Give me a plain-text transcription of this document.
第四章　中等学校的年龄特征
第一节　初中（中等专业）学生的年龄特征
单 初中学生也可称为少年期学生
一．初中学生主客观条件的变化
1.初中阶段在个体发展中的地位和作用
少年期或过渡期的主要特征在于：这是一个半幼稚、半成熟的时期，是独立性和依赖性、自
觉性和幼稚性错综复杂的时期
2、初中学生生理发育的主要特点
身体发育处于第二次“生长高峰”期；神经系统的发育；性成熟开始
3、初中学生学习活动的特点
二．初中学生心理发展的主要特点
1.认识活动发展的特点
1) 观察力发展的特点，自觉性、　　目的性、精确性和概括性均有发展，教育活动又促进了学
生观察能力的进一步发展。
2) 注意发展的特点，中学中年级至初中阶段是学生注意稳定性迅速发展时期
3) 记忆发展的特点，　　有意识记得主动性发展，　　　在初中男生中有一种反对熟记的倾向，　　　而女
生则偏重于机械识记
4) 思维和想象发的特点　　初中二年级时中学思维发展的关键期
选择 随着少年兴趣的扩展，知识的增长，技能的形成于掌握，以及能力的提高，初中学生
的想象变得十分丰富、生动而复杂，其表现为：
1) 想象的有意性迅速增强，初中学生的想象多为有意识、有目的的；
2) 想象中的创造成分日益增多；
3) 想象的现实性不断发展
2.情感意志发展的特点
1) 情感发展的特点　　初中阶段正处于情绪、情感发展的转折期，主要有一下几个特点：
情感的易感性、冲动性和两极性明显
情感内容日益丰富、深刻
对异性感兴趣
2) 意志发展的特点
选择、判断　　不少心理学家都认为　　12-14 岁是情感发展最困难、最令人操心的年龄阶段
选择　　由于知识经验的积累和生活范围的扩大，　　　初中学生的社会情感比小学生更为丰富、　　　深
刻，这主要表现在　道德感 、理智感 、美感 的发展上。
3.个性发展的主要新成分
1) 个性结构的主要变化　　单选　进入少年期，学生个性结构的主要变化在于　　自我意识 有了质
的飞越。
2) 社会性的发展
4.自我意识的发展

--- WHAT IS BEING ASKED ---
Reproduce each record exactly, leaving nothing out.

--- COMPLETE OUTPUT ---
Give me a plain-text transcription of this document.
第四章　中等学校的年龄特征
第一节　初中（中等专业）学生的年龄特征
单 初中学生也可称为少年期学生
一．初中学生主客观条件的变化
1.初中阶段在个体发展中的地位和作用
少年期或过渡期的主要特征在于：这是一个半幼稚、半成熟的时期，是独立性和依赖性、自
觉性和幼稚性错综复杂的时期
2、初中学生生理发育的主要特点
身体发育处于第二次“生长高峰”期；神经系统的发育；性成熟开始
3、初中学生学习活动的特点
二．初中学生心理发展的主要特点
1.认识活动发展的特点
1) 观察力发展的特点，自觉性、　　目的性、精确性和概括性均有发展，教育活动又促进了学
生观察能力的进一步发展。
2) 注意发展的特点，中学中年级至初中阶段是学生注意稳定性迅速发展时期
3) 记忆发展的特点，　　有意识记得主动性发展，　　　在初中男生中有一种反对熟记的倾向，　　　而女
生则偏重于机械识记
4) 思维和想象发的特点　　初中二年级时中学思维发展的关键期
选择 随着少年兴趣的扩展，知识的增长，技能的形成于掌握，以及能力的提高，初中学生
的想象变得十分丰富、生动而复杂，其表现为：
1) 想象的有意性迅速增强，初中学生的想象多为有意识、有目的的；
2) 想象中的创造成分日益增多；
3) 想象的现实性不断发展
2.情感意志发展的特点
1) 情感发展的特点　　初中阶段正处于情绪、情感发展的转折期，主要有一下几个特点：
情感的易感性、冲动性和两极性明显
情感内容日益丰富、深刻
对异性感兴趣
2) 意志发展的特点
选择、判断　　不少心理学家都认为　　12-14 岁是情感发展最困难、最令人操心的年龄阶段
选择　　由于知识经验的积累和生活范围的扩大，　　　初中学生的社会情感比小学生更为丰富、　　　深
刻，这主要表现在　道德感 、理智感 、美感 的发展上。
3.个性发展的主要新成分
1) 个性结构的主要变化　　单选　进入少年期，学生个性结构的主要变化在于　　自我意识 有了质
的飞越。
2) 社会性的发展
4.自我意识的发展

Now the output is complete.